* **Directive**: Reproduce the data in its entirety, exactly as supplied.

[start]

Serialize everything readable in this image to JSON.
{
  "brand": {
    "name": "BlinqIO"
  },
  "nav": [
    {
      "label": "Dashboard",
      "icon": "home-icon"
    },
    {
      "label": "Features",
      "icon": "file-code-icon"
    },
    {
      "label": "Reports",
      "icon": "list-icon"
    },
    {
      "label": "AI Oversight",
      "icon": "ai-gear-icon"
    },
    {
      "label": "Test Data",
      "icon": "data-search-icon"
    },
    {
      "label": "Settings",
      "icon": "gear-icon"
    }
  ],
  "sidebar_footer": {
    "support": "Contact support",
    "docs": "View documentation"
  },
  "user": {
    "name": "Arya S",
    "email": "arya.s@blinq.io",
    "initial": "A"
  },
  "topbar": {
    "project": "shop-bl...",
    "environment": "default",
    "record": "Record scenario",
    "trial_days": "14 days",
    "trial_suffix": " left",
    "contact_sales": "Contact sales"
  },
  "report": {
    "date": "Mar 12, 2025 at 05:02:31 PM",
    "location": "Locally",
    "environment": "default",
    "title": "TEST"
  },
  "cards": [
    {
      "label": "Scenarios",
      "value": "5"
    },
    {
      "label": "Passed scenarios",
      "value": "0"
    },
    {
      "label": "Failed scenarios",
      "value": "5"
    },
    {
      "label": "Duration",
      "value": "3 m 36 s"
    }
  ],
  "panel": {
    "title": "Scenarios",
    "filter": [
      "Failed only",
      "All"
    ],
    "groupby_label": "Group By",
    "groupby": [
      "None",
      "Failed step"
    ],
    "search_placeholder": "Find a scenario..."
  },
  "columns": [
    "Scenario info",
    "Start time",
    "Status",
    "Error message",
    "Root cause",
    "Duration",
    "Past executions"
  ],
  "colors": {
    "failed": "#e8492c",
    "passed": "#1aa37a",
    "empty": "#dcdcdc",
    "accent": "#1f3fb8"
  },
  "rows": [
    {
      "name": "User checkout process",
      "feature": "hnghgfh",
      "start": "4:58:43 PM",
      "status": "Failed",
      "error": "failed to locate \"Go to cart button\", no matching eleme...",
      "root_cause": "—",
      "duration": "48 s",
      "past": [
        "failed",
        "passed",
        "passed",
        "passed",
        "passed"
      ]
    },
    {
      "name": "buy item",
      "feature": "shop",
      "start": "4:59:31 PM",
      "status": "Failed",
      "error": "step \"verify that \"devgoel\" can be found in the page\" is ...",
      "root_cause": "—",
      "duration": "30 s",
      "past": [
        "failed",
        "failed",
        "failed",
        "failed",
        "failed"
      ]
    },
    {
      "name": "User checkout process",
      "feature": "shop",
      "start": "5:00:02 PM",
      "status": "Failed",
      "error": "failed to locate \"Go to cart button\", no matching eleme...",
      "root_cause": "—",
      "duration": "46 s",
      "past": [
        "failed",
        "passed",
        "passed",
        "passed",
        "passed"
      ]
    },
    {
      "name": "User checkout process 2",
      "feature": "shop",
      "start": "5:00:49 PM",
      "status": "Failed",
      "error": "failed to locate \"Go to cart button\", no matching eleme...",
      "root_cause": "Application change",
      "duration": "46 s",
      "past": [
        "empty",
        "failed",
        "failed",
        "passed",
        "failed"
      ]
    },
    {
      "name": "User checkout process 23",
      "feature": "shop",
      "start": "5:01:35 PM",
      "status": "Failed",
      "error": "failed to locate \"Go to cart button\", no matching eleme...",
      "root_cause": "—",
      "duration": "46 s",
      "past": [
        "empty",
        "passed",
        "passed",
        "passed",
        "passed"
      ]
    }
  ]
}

[end]

* **In response**:
Serialize everything readable in this image to JSON.
{
  "brand": {
    "name": "BlinqIO"
  },
  "nav": [
    {
      "label": "Dashboard",
      "icon": "home-icon"
    },
    {
      "label": "Features",
      "icon": "file-code-icon"
    },
    {
      "label": "Reports",
      "icon": "list-icon"
    },
    {
      "label": "AI Oversight",
      "icon": "ai-gear-icon"
    },
    {
      "label": "Test Data",
      "icon": "data-search-icon"
    },
    {
      "label": "Settings",
      "icon": "gear-icon"
    }
  ],
  "sidebar_footer": {
    "support": "Contact support",
    "docs": "View documentation"
  },
  "user": {
    "name": "Arya S",
    "email": "arya.s@blinq.io",
    "initial": "A"
  },
  "topbar": {
    "project": "shop-bl...",
    "environment": "default",
    "record": "Record scenario",
    "trial_days": "14 days",
    "trial_suffix": " left",
    "contact_sales": "Contact sales"
  },
  "report": {
    "date": "Mar 12, 2025 at 05:02:31 PM",
    "location": "Locally",
    "environment": "default",
    "title": "TEST"
  },
  "cards": [
    {
      "label": "Scenarios",
      "value": "5"
    },
    {
      "label": "Passed scenarios",
      "value": "0"
    },
    {
      "label": "Failed scenarios",
      "value": "5"
    },
    {
      "label": "Duration",
      "value": "3 m 36 s"
    }
  ],
  "panel": {
    "title": "Scenarios",
    "filter": [
      "Failed only",
      "All"
    ],
    "groupby_label": "Group By",
    "groupby": [
      "None",
      "Failed step"
    ],
    "search_placeholder": "Find a scenario..."
  },
  "columns": [
    "Scenario info",
    "Start time",
    "Status",
    "Error message",
    "Root cause",
    "Duration",
    "Past executions"
  ],
  "colors": {
    "failed": "#e8492c",
    "passed": "#1aa37a",
    "empty": "#dcdcdc",
    "accent": "#1f3fb8"
  },
  "rows": [
    {
      "name": "User checkout process",
      "feature": "hnghgfh",
      "start": "4:58:43 PM",
      "status": "Failed",
      "error": "failed to locate \"Go to cart button\", no matching eleme...",
      "root_cause": "—",
      "duration": "48 s",
      "past": [
        "failed",
        "passed",
        "passed",
        "passed",
        "passed"
      ]
    },
    {
      "name": "buy item",
      "feature": "shop",
      "start": "4:59:31 PM",
      "status": "Failed",
      "error": "step \"verify that \"devgoel\" can be found in the page\" is ...",
      "root_cause": "—",
      "duration": "30 s",
      "past": [
        "failed",
        "failed",
        "failed",
        "failed",
        "failed"
      ]
    },
    {
      "name": "User checkout process",
      "feature": "shop",
      "start": "5:00:02 PM",
      "status": "Failed",
      "error": "failed to locate \"Go to cart button\", no matching eleme...",
      "root_cause": "—",
      "duration": "46 s",
      "past": [
        "failed",
        "passed",
        "passed",
        "passed",
        "passed"
      ]
    },
    {
      "name": "User checkout process 2",
      "feature": "shop",
      "start": "5:00:49 PM",
      "status": "Failed",
      "error": "failed to locate \"Go to cart button\", no matching eleme...",
      "root_cause": "Application change",
      "duration": "46 s",
      "past": [
        "empty",
        "failed",
        "failed",
        "passed",
        "failed"
      ]
    },
    {
      "name": "User checkout process 23",
      "feature": "shop",
      "start": "5:01:35 PM",
      "status": "Failed",
      "error": "failed to locate \"Go to cart button\", no matching eleme...",
      "root_cause": "—",
      "duration": "46 s",
      "past": [
        "empty",
        "passed",
        "passed",
        "passed",
        "passed"
      ]
    }
  ]
}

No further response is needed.